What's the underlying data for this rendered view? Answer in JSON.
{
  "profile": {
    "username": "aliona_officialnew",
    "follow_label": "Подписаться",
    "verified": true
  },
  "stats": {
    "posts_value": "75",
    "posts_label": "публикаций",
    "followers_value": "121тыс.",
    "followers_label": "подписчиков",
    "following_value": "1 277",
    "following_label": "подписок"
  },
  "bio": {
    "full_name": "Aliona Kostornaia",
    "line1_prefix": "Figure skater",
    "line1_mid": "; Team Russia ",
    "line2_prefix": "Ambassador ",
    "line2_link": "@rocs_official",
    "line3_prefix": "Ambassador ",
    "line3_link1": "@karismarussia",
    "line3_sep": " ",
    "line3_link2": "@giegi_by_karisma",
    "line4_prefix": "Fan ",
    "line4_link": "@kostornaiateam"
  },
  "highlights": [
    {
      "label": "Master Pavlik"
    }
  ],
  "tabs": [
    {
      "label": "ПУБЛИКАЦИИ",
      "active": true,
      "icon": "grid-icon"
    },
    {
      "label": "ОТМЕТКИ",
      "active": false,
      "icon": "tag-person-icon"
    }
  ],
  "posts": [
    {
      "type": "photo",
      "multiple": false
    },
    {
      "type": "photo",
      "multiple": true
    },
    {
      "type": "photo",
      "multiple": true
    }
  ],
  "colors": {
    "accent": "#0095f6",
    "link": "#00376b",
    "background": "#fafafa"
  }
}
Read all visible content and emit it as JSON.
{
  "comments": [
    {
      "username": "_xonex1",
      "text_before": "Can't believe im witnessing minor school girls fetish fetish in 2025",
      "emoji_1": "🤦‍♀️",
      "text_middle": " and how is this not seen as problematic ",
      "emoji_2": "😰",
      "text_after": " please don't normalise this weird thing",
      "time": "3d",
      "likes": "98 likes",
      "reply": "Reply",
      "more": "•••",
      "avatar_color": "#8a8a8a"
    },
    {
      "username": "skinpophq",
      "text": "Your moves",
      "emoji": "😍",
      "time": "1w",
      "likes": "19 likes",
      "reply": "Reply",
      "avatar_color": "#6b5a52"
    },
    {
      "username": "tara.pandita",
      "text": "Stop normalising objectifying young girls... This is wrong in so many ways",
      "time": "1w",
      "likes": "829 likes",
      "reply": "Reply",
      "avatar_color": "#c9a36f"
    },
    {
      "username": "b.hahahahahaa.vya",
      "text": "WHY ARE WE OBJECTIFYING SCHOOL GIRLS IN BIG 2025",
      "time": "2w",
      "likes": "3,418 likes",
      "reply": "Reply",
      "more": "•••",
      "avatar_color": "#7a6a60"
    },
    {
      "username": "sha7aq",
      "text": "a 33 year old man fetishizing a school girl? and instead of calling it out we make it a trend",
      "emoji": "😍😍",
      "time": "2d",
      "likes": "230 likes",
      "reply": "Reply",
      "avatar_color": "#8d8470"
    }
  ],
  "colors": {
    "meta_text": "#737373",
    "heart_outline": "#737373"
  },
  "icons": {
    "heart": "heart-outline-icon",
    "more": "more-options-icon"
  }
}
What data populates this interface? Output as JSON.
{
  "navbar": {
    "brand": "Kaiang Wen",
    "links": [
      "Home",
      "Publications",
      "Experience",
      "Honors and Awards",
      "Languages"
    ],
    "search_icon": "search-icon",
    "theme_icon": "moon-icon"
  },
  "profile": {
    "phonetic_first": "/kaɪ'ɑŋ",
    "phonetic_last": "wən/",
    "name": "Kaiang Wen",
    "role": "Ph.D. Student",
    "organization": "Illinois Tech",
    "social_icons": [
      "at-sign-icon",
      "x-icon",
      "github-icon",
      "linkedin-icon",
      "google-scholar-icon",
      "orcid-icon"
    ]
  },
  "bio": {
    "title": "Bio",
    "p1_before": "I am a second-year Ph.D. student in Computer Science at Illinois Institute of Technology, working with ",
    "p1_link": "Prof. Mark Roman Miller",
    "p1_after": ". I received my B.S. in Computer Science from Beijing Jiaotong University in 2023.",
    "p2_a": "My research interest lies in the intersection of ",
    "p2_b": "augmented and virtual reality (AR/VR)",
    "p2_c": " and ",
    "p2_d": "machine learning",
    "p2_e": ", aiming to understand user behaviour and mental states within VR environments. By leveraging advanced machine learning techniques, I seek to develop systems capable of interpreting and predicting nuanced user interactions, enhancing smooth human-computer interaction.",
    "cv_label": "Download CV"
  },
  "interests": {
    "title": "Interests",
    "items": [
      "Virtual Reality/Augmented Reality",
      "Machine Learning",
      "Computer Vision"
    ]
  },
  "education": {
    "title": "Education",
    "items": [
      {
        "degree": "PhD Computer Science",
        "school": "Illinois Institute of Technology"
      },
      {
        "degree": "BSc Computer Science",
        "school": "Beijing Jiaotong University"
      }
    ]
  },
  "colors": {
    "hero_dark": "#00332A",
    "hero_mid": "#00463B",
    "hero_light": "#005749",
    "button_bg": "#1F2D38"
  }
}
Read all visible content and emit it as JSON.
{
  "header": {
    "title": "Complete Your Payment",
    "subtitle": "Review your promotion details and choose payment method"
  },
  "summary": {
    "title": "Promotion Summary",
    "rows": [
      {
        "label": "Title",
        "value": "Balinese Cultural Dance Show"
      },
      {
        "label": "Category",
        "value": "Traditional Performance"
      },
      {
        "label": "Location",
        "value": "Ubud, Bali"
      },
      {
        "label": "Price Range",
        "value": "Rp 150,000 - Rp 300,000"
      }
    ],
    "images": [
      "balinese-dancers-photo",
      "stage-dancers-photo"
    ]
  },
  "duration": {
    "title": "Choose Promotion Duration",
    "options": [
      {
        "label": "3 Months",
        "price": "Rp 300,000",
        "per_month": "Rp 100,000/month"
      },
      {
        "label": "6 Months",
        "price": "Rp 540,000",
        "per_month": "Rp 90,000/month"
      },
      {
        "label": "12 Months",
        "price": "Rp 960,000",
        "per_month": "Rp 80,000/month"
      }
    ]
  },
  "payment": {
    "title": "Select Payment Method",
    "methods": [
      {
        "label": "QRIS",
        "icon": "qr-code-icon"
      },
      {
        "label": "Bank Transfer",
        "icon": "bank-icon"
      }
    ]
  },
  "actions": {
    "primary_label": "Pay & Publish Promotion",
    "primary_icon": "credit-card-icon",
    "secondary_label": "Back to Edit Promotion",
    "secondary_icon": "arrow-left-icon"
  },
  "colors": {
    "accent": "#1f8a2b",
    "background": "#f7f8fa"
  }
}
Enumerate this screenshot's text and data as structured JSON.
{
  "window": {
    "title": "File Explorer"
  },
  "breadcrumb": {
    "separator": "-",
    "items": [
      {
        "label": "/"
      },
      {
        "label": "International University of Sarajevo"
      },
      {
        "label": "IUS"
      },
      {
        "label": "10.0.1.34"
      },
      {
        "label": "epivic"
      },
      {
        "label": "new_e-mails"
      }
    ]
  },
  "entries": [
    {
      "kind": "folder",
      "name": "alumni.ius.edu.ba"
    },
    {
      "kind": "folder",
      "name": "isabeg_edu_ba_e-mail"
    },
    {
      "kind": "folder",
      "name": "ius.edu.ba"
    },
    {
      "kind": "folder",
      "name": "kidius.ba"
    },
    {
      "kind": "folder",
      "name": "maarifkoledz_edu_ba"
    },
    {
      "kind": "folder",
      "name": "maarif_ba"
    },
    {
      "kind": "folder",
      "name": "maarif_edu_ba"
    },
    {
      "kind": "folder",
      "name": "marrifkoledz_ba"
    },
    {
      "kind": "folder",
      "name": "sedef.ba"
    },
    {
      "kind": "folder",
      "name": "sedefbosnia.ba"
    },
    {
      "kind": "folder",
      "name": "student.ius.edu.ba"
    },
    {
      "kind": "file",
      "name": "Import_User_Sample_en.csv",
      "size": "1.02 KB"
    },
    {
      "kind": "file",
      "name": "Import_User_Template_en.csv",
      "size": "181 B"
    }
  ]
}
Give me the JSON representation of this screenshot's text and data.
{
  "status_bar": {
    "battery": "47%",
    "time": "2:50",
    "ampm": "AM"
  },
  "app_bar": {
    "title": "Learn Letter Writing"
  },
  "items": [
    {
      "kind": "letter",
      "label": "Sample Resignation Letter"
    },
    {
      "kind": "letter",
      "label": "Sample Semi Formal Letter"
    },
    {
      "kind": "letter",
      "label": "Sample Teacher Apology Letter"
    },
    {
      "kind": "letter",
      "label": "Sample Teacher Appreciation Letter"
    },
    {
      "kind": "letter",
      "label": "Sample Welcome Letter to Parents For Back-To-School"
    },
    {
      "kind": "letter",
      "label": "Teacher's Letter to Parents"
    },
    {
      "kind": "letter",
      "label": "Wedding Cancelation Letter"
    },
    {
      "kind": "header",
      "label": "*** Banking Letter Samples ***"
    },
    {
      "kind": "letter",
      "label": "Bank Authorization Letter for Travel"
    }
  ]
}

#### Task requirements:
Repeat only the stretch of lines that begins at the line containing "Give me the" and ends at the last line above, both included.

#### Exercise answer:
Give me the JSON representation of this screenshot's text and data.
{
  "status_bar": {
    "battery": "47%",
    "time": "2:50",
    "ampm": "AM"
  },
  "app_bar": {
    "title": "Learn Letter Writing"
  },
  "items": [
    {
      "kind": "letter",
      "label": "Sample Resignation Letter"
    },
    {
      "kind": "letter",
      "label": "Sample Semi Formal Letter"
    },
    {
      "kind": "letter",
      "label": "Sample Teacher Apology Letter"
    },
    {
      "kind": "letter",
      "label": "Sample Teacher Appreciation Letter"
    },
    {
      "kind": "letter",
      "label": "Sample Welcome Letter to Parents For Back-To-School"
    },
    {
      "kind": "letter",
      "label": "Teacher's Letter to Parents"
    },
    {
      "kind": "letter",
      "label": "Wedding Cancelation Letter"
    },
    {
      "kind": "header",
      "label": "*** Banking Letter Samples ***"
    },
    {
      "kind": "letter",
      "label": "Bank Authorization Letter for Travel"
    }
  ]
}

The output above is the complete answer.